Figure contents as structured data:
——————

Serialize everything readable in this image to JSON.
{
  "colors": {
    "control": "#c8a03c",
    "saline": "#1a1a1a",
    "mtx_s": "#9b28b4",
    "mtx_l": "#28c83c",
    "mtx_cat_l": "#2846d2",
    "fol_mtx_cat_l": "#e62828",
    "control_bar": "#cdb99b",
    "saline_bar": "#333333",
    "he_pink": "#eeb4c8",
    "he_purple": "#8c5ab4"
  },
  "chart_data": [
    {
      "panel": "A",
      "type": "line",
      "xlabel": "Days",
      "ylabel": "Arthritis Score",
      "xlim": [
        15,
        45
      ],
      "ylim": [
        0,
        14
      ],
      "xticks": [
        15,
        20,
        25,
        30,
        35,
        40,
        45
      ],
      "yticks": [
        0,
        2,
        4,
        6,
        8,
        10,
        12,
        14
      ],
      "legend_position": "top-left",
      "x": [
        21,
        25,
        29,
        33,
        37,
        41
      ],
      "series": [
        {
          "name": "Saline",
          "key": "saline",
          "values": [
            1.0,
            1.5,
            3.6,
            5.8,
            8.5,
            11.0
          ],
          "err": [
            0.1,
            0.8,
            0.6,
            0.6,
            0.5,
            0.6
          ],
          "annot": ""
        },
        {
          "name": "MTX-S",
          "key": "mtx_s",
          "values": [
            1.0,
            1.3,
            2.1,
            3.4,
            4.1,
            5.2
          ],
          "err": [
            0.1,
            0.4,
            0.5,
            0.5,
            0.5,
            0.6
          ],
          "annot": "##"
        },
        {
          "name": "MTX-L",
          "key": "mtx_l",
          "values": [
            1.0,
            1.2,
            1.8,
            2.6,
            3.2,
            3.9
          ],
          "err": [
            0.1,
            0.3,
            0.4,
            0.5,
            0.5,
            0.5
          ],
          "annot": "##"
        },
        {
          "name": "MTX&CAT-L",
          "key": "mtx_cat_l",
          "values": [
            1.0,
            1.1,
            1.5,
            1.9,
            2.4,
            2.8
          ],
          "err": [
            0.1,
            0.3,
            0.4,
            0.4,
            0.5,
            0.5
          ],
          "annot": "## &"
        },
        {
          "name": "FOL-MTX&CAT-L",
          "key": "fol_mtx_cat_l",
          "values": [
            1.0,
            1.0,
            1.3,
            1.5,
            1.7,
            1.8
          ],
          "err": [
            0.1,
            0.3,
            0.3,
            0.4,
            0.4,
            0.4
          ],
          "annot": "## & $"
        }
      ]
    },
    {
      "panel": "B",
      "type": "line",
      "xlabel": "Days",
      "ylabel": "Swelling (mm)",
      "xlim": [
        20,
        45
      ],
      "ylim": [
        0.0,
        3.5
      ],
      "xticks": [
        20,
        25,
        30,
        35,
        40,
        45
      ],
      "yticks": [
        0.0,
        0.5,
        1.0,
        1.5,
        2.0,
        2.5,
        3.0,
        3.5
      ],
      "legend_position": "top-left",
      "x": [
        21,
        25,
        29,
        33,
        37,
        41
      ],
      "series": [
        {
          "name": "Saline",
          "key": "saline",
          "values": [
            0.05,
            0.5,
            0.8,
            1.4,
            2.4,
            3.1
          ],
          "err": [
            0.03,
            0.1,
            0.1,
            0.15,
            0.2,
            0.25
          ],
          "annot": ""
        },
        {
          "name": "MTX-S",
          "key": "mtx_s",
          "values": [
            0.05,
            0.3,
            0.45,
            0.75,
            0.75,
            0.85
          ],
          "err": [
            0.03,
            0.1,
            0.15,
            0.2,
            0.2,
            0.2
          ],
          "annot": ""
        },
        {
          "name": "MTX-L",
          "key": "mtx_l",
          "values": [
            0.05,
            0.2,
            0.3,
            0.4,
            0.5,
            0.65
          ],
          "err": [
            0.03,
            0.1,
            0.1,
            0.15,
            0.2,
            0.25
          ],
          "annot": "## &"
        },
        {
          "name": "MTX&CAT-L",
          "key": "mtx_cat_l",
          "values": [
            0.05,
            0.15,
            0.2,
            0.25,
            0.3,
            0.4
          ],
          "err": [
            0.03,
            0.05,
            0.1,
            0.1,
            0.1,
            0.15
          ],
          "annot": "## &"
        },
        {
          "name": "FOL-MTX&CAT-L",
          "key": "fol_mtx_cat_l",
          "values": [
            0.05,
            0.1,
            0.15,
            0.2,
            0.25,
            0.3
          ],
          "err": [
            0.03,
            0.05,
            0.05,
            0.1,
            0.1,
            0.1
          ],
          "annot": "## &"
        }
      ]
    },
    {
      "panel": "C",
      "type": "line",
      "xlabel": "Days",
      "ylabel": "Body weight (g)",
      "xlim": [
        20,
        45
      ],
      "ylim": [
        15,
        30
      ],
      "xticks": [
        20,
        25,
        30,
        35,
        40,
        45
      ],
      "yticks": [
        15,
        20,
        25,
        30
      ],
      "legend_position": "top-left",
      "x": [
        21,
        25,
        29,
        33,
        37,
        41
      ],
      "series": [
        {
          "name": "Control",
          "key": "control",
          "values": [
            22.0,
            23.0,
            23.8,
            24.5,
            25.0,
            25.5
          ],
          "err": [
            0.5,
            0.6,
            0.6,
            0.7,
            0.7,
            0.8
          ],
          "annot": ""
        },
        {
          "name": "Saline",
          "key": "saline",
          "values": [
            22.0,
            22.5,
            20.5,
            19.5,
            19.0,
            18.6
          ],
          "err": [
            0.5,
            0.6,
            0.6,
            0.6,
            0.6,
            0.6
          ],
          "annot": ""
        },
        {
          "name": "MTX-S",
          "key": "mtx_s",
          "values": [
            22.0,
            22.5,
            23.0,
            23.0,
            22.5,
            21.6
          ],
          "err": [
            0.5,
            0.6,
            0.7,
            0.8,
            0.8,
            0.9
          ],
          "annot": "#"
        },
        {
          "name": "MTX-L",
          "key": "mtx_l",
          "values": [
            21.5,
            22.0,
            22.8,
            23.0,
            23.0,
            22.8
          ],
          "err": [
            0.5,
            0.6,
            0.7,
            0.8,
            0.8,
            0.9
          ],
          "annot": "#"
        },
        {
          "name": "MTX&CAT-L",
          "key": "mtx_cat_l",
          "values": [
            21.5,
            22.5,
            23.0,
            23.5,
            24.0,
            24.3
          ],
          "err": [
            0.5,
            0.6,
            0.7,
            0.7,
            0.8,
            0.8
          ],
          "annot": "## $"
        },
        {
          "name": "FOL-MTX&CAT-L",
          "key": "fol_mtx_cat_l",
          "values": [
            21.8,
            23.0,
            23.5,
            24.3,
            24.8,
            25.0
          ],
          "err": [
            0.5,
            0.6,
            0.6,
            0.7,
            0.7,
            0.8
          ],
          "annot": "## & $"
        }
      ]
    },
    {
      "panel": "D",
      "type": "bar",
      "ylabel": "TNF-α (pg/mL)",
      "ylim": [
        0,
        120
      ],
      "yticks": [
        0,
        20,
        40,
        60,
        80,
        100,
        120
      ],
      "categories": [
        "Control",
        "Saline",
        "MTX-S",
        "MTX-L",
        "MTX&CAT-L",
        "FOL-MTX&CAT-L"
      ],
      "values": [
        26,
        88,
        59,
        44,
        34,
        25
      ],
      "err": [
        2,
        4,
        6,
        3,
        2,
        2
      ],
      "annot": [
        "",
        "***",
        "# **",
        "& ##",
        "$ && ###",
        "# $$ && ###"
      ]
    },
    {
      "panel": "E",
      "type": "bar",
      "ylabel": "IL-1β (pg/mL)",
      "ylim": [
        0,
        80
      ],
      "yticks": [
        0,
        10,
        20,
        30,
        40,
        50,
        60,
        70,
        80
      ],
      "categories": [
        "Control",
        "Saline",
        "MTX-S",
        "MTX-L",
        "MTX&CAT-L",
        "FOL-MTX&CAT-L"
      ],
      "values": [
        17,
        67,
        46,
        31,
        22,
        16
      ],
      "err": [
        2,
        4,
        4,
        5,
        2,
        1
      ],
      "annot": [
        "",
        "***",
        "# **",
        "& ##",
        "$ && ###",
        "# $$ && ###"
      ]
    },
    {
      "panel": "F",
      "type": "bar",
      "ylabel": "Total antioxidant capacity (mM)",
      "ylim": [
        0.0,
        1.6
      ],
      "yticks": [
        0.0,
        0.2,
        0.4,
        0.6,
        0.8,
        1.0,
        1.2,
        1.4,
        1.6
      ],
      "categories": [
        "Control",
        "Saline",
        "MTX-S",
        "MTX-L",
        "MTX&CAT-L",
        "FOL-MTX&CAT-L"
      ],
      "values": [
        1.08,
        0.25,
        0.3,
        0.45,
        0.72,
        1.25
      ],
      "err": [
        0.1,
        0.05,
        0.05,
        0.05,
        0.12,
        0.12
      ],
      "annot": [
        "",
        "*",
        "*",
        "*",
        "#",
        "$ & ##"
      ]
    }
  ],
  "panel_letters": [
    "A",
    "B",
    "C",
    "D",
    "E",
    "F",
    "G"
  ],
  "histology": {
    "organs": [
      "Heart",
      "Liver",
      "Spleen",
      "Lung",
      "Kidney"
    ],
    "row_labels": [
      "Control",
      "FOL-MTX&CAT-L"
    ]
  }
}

——————

* Aim
Copy all lines of the listing above that contain the string "ylabel".

* Response
      "ylabel": "Arthritis Score",
      "ylabel": "Swelling (mm)",
      "ylabel": "Body weight (g)",
      "ylabel": "TNF-α (pg/mL)",
      "ylabel": "IL-1β (pg/mL)",
      "ylabel": "Total antioxidant capacity (mM)",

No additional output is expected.